*** Input data ***

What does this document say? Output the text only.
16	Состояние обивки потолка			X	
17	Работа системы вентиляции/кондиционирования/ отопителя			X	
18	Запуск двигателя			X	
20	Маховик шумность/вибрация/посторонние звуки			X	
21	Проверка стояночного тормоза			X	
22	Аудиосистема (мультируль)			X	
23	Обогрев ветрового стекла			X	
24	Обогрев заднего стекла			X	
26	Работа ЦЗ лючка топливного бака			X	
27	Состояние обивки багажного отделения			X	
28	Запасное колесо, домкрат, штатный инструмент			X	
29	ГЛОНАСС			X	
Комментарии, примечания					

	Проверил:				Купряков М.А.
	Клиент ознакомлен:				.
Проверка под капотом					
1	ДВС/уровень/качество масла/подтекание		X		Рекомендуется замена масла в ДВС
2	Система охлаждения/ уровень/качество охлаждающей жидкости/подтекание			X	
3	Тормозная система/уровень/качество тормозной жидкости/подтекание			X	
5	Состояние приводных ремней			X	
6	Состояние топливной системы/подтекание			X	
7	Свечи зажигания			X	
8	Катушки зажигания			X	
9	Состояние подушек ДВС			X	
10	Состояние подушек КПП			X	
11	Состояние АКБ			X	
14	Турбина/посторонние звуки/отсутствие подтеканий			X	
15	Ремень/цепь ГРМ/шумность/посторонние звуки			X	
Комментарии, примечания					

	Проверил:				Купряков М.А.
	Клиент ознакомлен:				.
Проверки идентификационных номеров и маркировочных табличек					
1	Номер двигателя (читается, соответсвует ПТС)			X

***

Required task: Where a line in the entries holds the word "шумность", copy that line.

Output for this exercise:
20	Маховик шумность/вибрация/посторонние звуки			X	
15	Ремень/цепь ГРМ/шумность/посторонние звуки			X	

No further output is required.